Rows from a dataset:
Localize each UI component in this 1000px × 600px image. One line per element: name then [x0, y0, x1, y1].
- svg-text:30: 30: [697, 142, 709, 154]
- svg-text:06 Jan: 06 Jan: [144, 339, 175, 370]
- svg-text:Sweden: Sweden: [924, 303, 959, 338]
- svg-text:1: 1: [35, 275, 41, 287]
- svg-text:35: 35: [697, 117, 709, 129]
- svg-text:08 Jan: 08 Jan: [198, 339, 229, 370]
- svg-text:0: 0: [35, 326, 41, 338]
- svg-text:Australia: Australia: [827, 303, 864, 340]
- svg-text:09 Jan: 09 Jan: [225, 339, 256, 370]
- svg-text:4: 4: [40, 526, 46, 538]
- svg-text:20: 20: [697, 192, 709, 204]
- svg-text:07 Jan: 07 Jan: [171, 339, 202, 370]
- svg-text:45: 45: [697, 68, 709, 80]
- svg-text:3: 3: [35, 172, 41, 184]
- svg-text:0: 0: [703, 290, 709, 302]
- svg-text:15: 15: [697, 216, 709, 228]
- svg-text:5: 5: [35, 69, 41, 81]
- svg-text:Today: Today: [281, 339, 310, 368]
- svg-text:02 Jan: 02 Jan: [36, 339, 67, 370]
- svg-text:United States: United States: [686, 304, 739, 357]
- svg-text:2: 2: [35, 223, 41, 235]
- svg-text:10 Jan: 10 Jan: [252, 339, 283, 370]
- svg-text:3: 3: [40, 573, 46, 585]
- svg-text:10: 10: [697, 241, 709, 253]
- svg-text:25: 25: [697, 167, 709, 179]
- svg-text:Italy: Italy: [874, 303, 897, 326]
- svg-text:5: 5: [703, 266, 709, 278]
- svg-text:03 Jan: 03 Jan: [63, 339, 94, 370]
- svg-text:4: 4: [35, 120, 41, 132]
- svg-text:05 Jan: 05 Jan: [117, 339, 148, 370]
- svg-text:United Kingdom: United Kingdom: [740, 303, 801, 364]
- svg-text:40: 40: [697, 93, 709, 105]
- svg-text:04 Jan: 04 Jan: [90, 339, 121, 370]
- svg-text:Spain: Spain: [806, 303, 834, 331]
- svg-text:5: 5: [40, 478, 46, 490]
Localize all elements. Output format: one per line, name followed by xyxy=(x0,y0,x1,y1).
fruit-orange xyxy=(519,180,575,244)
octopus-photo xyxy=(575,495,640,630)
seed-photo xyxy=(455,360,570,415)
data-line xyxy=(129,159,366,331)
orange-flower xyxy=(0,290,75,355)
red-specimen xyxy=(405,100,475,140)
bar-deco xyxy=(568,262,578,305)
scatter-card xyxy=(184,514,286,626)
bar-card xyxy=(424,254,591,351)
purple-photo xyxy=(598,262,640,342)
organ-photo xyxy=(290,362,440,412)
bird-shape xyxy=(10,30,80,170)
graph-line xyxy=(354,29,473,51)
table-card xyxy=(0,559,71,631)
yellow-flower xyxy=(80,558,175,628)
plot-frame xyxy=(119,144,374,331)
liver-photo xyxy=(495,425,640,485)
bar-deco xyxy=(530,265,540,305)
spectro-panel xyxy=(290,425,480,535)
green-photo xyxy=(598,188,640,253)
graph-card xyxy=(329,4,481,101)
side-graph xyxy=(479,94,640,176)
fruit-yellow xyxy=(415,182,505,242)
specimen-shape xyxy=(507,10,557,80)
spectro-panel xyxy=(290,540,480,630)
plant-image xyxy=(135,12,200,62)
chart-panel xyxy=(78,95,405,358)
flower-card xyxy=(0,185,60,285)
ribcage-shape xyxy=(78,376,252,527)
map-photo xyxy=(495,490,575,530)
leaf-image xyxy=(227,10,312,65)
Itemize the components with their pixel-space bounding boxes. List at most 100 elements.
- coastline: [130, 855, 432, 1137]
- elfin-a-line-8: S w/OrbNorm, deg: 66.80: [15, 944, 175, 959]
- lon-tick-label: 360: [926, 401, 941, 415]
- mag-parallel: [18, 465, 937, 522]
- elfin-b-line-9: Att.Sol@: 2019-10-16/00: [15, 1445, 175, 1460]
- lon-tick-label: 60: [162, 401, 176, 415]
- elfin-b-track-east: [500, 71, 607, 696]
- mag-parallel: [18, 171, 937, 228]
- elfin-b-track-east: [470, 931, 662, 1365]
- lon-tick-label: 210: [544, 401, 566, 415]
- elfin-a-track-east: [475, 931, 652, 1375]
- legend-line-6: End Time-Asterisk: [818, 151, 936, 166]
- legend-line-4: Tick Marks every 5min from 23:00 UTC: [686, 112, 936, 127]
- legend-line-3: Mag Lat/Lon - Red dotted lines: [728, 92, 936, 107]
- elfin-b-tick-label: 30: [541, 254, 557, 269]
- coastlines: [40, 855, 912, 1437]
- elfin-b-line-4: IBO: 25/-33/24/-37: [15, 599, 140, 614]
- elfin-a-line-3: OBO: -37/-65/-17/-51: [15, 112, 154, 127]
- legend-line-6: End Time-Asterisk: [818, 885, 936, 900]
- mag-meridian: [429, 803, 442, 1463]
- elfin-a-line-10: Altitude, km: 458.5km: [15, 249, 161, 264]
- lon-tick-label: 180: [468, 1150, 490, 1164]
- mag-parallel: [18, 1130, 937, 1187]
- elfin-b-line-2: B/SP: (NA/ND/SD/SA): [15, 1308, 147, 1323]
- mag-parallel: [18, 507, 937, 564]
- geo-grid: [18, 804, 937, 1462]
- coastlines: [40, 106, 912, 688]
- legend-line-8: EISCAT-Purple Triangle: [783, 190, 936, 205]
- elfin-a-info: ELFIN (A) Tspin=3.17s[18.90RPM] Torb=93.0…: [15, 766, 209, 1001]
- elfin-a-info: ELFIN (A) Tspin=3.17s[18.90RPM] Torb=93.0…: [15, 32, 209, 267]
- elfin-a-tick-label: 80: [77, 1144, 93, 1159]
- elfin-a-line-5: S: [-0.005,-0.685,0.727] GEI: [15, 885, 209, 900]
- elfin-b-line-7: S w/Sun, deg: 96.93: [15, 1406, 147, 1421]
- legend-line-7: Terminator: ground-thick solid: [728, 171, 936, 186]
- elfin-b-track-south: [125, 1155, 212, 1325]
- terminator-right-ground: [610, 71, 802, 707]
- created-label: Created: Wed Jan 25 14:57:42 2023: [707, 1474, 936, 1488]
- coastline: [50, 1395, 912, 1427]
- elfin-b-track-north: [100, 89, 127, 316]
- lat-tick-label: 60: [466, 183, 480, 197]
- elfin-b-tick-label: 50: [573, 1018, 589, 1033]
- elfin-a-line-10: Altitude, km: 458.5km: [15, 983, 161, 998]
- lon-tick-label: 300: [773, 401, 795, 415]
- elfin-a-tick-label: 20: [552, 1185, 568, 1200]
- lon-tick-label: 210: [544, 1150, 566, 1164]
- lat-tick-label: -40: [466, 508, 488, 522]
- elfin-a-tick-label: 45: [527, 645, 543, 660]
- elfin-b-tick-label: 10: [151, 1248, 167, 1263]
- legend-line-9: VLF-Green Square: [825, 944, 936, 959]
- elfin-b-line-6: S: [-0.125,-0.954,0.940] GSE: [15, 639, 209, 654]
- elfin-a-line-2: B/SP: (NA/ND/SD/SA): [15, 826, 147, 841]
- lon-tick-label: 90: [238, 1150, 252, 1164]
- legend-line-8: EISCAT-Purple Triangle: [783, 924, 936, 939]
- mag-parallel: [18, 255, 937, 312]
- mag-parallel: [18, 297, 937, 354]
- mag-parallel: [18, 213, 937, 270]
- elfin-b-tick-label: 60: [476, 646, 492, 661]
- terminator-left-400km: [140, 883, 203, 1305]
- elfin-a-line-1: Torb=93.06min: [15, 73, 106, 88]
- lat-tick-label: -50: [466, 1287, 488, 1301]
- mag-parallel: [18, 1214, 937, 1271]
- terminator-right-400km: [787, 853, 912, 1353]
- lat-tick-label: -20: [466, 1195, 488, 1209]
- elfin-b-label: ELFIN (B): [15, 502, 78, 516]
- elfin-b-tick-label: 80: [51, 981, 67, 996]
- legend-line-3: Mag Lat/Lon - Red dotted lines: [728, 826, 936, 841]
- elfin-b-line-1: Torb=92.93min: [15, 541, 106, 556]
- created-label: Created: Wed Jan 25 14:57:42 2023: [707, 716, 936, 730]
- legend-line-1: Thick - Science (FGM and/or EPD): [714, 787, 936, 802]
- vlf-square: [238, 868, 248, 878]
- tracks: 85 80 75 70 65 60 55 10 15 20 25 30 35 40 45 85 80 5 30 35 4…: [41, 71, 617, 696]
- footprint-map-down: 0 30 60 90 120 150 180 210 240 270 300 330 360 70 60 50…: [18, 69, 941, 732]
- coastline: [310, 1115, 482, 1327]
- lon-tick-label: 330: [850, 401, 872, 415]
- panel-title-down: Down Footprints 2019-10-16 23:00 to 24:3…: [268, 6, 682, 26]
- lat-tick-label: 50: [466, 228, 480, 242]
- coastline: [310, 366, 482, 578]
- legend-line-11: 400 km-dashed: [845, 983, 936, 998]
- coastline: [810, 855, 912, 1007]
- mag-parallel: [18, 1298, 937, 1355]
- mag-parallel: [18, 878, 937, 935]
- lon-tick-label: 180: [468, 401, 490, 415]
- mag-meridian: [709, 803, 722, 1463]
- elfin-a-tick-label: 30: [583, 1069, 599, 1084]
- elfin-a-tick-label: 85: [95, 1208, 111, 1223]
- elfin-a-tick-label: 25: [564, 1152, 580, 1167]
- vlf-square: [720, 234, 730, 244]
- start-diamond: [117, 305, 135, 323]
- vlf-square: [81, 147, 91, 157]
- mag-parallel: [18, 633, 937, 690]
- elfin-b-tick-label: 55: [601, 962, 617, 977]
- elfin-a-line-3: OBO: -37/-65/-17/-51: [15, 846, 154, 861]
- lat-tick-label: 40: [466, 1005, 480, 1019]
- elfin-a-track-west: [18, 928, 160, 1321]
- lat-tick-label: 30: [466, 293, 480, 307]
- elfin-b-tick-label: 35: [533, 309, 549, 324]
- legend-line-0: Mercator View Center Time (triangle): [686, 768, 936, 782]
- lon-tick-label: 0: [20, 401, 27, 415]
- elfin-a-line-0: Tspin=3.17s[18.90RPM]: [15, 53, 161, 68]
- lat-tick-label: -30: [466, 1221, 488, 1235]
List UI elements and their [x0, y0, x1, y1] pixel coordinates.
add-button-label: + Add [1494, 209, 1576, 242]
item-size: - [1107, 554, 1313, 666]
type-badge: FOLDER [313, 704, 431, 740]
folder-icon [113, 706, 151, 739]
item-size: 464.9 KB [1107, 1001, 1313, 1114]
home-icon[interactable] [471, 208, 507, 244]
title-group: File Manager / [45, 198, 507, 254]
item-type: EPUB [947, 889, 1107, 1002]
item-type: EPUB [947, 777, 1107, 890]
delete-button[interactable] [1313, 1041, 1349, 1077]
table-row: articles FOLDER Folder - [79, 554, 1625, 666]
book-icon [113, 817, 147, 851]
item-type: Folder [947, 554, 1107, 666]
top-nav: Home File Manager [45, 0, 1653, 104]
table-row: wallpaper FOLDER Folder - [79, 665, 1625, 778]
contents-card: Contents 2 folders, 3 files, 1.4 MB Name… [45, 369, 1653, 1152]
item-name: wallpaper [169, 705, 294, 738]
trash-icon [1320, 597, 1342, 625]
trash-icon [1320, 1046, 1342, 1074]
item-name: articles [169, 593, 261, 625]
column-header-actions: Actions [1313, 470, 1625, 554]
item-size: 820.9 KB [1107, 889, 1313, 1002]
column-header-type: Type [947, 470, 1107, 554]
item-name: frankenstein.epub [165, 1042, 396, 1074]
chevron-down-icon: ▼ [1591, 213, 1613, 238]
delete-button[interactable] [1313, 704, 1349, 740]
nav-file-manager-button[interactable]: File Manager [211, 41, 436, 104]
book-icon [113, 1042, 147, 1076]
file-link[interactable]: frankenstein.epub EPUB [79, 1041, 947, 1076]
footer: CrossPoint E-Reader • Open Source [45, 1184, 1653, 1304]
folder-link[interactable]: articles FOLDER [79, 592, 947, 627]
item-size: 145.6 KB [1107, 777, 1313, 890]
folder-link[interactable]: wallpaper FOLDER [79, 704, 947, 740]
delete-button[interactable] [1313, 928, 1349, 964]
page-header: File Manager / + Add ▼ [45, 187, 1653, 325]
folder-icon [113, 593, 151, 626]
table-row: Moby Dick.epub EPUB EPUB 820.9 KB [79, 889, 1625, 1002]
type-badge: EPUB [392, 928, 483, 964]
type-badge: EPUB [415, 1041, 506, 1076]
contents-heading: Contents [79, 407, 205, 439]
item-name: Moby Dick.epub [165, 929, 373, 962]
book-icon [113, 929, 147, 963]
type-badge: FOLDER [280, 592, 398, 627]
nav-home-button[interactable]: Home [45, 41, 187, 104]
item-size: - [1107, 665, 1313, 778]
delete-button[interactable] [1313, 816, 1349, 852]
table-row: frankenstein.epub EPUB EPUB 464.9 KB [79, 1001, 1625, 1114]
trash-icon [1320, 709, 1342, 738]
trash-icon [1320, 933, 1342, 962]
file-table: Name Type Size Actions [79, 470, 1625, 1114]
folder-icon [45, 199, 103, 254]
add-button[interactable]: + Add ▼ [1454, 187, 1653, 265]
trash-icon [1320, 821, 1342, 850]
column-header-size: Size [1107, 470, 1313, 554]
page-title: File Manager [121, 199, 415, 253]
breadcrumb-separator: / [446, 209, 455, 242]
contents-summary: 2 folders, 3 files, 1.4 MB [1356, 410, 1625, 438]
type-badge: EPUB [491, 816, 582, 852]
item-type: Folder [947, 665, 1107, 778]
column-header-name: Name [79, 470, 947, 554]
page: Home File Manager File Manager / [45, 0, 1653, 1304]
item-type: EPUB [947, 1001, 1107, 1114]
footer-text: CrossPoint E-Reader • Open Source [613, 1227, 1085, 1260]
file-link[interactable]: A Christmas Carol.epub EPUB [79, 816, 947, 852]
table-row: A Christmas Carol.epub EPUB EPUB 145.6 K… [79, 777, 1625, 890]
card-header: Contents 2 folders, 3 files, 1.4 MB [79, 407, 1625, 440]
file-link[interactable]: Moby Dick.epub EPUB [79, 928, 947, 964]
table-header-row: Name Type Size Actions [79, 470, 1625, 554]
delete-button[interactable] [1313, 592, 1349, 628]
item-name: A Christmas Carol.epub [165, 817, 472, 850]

> Task directions:
Convert the items, from the start through the line containing "- svg-text:Australia: Australia: [827, 303, 864, 340]", into a Markdown table with a "No." column holding the row number and a "Line" column holding the line, leaving out blank lines.

> Expected answer:
| No. | Line |
|---|---|
| 1 | Localize each UI component in this 1000px × 600px image. One line per element: name then [x0, y0, x1, y1]. |
| 2 | - svg-text:30: 30: [697, 142, 709, 154] |
| 3 | - svg-text:06 Jan: 06 Jan: [144, 339, 175, 370] |
| 4 | - svg-text:Sweden: Sweden: [924, 303, 959, 338] |
| 5 | - svg-text:1: 1: [35, 275, 41, 287] |
| 6 | - svg-text:35: 35: [697, 117, 709, 129] |
| 7 | - svg-text:08 Jan: 08 Jan: [198, 339, 229, 370] |
| 8 | - svg-text:0: 0: [35, 326, 41, 338] |
| 9 | - svg-text:Australia: Australia: [827, 303, 864, 340] |